Make an exact copy of the records, with the images left out.

> **INPUT ROWS**:
+-------+

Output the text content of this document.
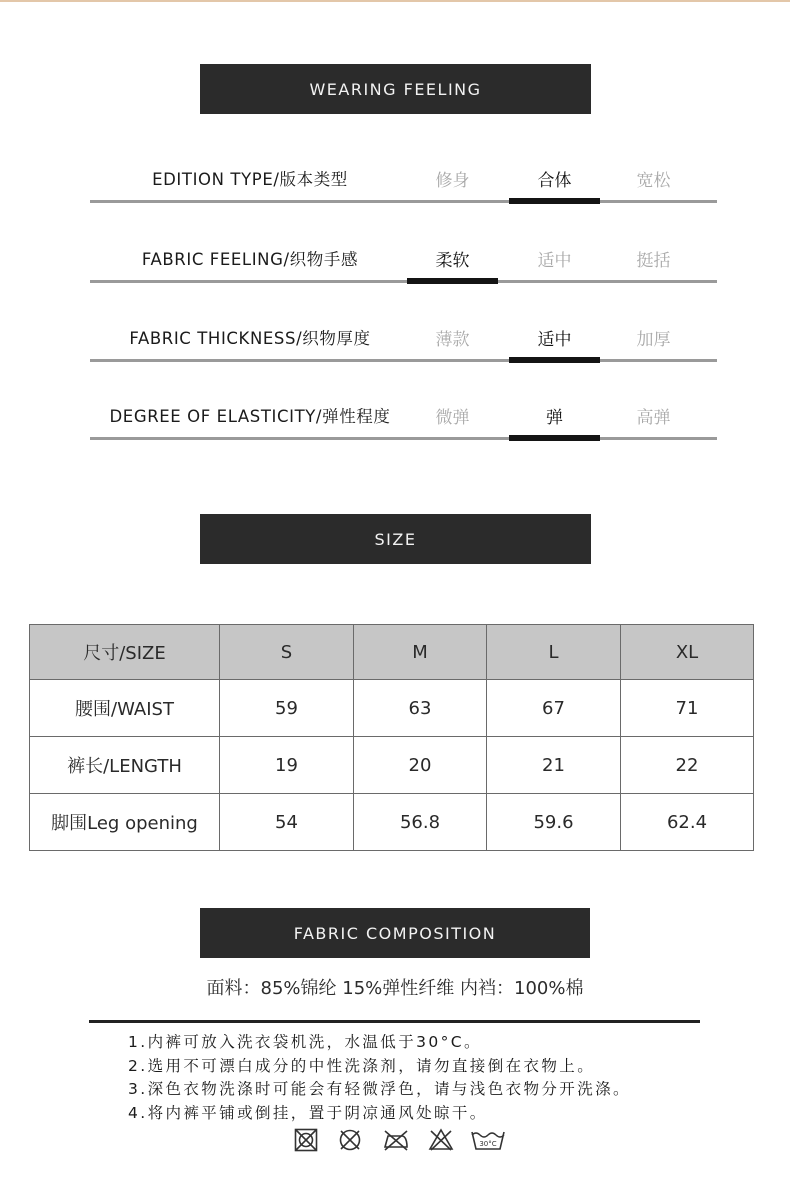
WEARING FEELING
EDITION TYPE/版本类型	修身	合体	宽松
FABRIC FEELING/织物手感	柔软	适中	挺括
FABRIC THICKNESS/织物厚度	薄款	适中	加厚
DEGREE OF ELASTICITY/弹性程度	微弹	弹	高弹
SIZE
尺寸/SIZE	S	M	L	XL
腰围/WAIST	59	63	67	71
裤长/LENGTH	19	20	21	22
脚围Leg opening	54	56.8	59.6	62.4
FABRIC COMPOSITION
面料：85%锦纶 15%弹性纤维 内裆：100%棉
1.内裤可放入洗衣袋机洗，水温低于30°C。
2.选用不可漂白成分的中性洗涤剂，请勿直接倒在衣物上。
3.深色衣物洗涤时可能会有轻微浮色，请与浅色衣物分开洗涤。
4.将内裤平铺或倒挂，置于阴凉通风处晾干。
30°C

+-------+

> **TASK OUTPUT**:
Output the text content of this document.
WEARING FEELING
EDITION TYPE/版本类型	修身	合体	宽松
FABRIC FEELING/织物手感	柔软	适中	挺括
FABRIC THICKNESS/织物厚度	薄款	适中	加厚
DEGREE OF ELASTICITY/弹性程度	微弹	弹	高弹
SIZE
尺寸/SIZE	S	M	L	XL
腰围/WAIST	59	63	67	71
裤长/LENGTH	19	20	21	22
脚围Leg opening	54	56.8	59.6	62.4
FABRIC COMPOSITION
面料：85%锦纶 15%弹性纤维 内裆：100%棉
1.内裤可放入洗衣袋机洗，水温低于30°C。
2.选用不可漂白成分的中性洗涤剂，请勿直接倒在衣物上。
3.深色衣物洗涤时可能会有轻微浮色，请与浅色衣物分开洗涤。
4.将内裤平铺或倒挂，置于阴凉通风处晾干。
30°C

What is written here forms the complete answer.